▸ Given problem
Only a number is wanted here: the number of lines of the data that include "GELDER".

* Start Provided records *

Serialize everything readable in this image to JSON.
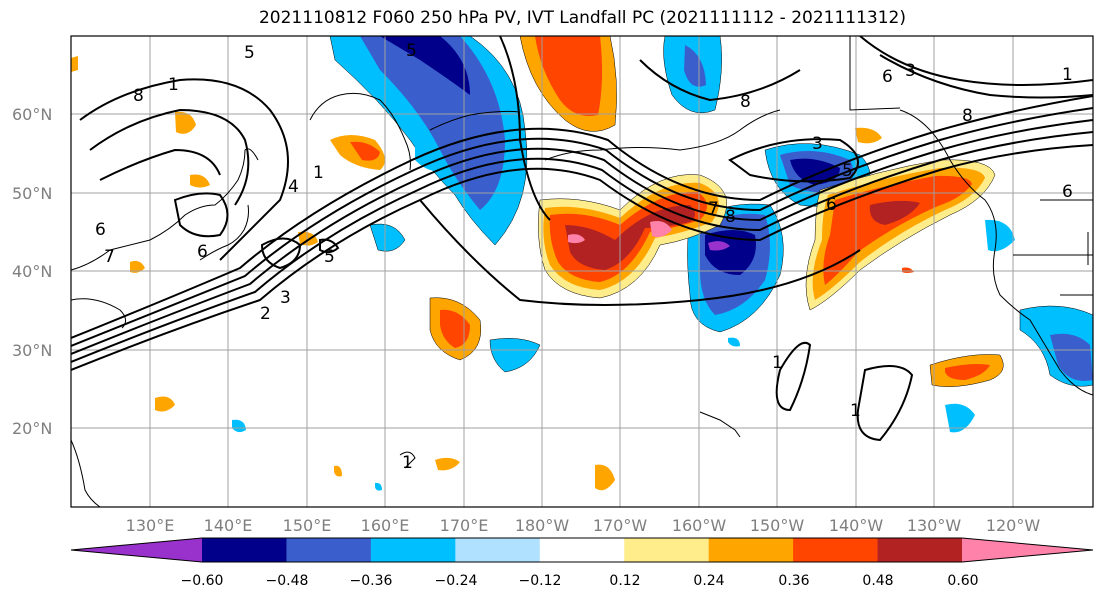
{
  "title": "2021110812 F060 250 hPa PV, IVT Landfall PC (2021111112 - 2021111312)",
  "map": {
    "lat_labels": [
      "60°N",
      "50°N",
      "40°N",
      "30°N",
      "20°N"
    ],
    "lon_labels": [
      "130°E",
      "140°E",
      "150°E",
      "160°E",
      "170°E",
      "180°W",
      "170°W",
      "160°W",
      "150°W",
      "140°W",
      "130°W",
      "120°W"
    ],
    "pv_contour_labels": [
      "1",
      "2",
      "3",
      "4",
      "5",
      "6",
      "7",
      "8"
    ],
    "grid": true
  },
  "colorbar": {
    "ticks": [
      "−0.60",
      "−0.48",
      "−0.36",
      "−0.24",
      "−0.12",
      "0.12",
      "0.24",
      "0.36",
      "0.48",
      "0.60"
    ],
    "colors": [
      "#9932CC",
      "#00008B",
      "#3A5FCD",
      "#00BFFF",
      "#B0E2FF",
      "#FFFFFF",
      "#FFEC8B",
      "#FFA500",
      "#FF4500",
      "#B22222",
      "#FF82AB"
    ]
  }
}
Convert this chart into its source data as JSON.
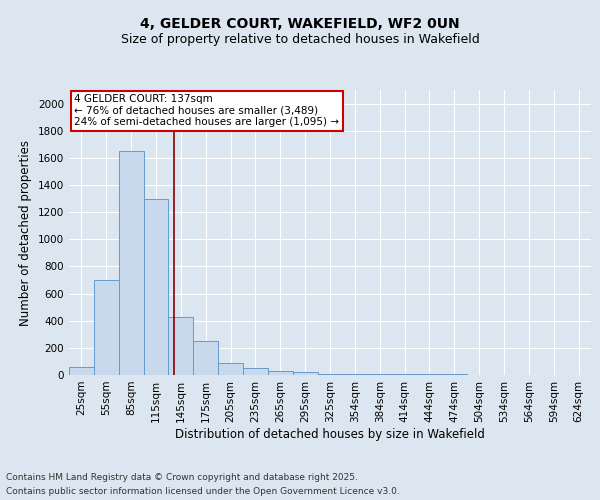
{
  "title_line1": "4, GELDER COURT, WAKEFIELD, WF2 0UN",
  "title_line2": "Size of property relative to detached houses in Wakefield",
  "xlabel": "Distribution of detached houses by size in Wakefield",
  "ylabel": "Number of detached properties",
  "categories": [
    "25sqm",
    "55sqm",
    "85sqm",
    "115sqm",
    "145sqm",
    "175sqm",
    "205sqm",
    "235sqm",
    "265sqm",
    "295sqm",
    "325sqm",
    "354sqm",
    "384sqm",
    "414sqm",
    "444sqm",
    "474sqm",
    "504sqm",
    "534sqm",
    "564sqm",
    "594sqm",
    "624sqm"
  ],
  "values": [
    60,
    700,
    1650,
    1300,
    430,
    250,
    90,
    50,
    30,
    25,
    5,
    5,
    5,
    5,
    10,
    5,
    0,
    0,
    0,
    0,
    0
  ],
  "bar_color": "#c9d9ed",
  "bar_edge_color": "#6699cc",
  "bar_width": 1.0,
  "ylim": [
    0,
    2100
  ],
  "yticks": [
    0,
    200,
    400,
    600,
    800,
    1000,
    1200,
    1400,
    1600,
    1800,
    2000
  ],
  "red_line_x": 3.73,
  "annotation_text": "4 GELDER COURT: 137sqm\n← 76% of detached houses are smaller (3,489)\n24% of semi-detached houses are larger (1,095) →",
  "annotation_box_color": "#ffffff",
  "annotation_box_edge": "#cc0000",
  "footer_line1": "Contains HM Land Registry data © Crown copyright and database right 2025.",
  "footer_line2": "Contains public sector information licensed under the Open Government Licence v3.0.",
  "background_color": "#dce6f0",
  "plot_bg_color": "#dce6f0",
  "grid_color": "#ffffff",
  "title_fontsize": 10,
  "subtitle_fontsize": 9,
  "axis_label_fontsize": 8.5,
  "tick_fontsize": 7.5,
  "annotation_fontsize": 7.5,
  "footer_fontsize": 6.5
}
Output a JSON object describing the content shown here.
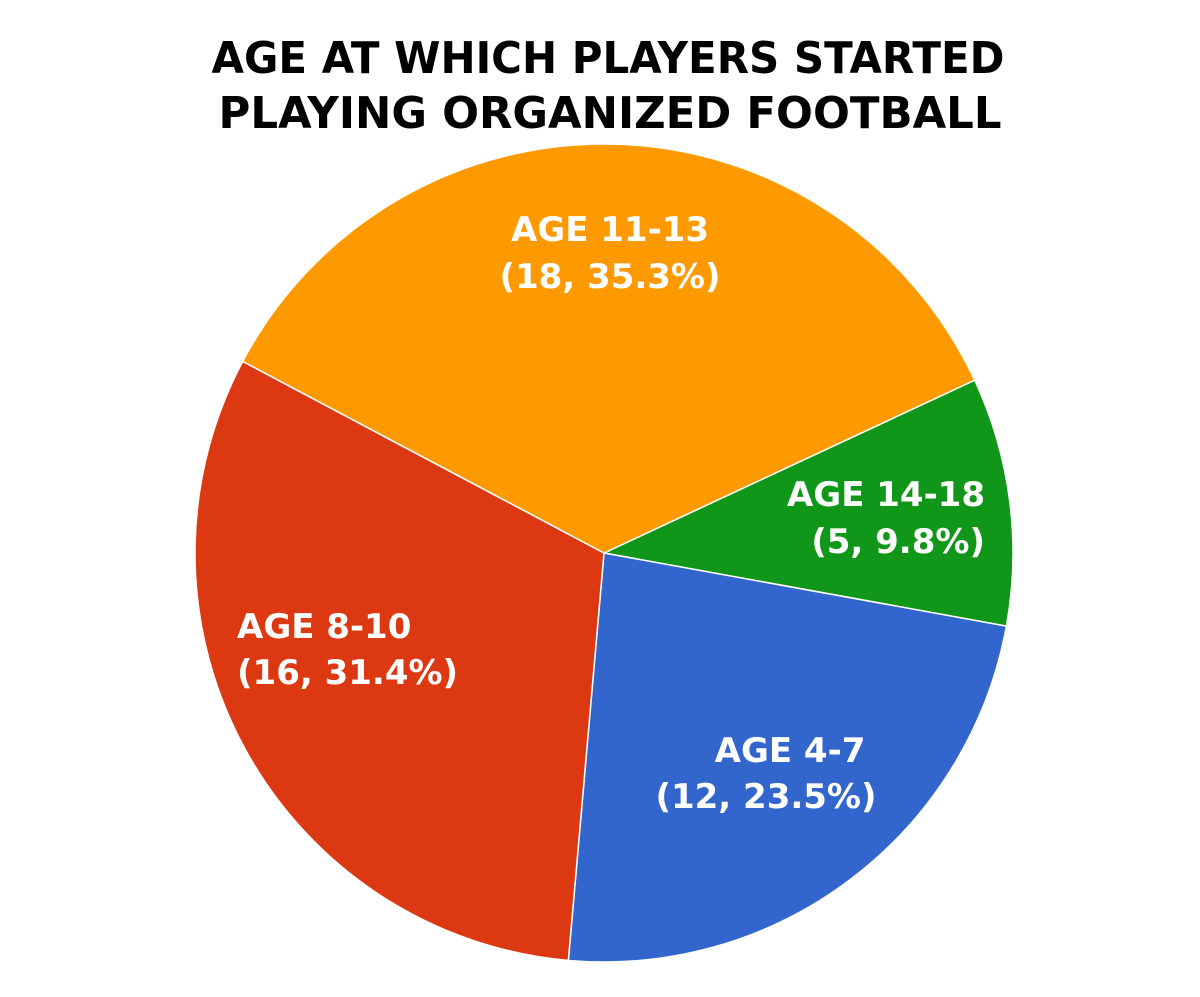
{
  "chart_data": {
    "type": "pie",
    "title": [
      "AGE AT WHICH PLAYERS STARTED",
      "PLAYING ORGANIZED FOOTBALL"
    ],
    "start_angle_deg": -25,
    "direction": "clockwise",
    "slices": [
      {
        "category": "AGE 14-18",
        "count": 5,
        "percent": 9.8,
        "label": "(5, 9.8%)",
        "color": "#109618"
      },
      {
        "category": "AGE 4-7",
        "count": 12,
        "percent": 23.5,
        "label": "(12, 23.5%)",
        "color": "#3366CC"
      },
      {
        "category": "AGE 8-10",
        "count": 16,
        "percent": 31.4,
        "label": "(16, 31.4%)",
        "color": "#DC3912"
      },
      {
        "category": "AGE 11-13",
        "count": 18,
        "percent": 35.3,
        "label": "(18, 35.3%)",
        "color": "#FF9900"
      }
    ],
    "legend": "none"
  }
}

* End Provided records *

▸ Right answer
2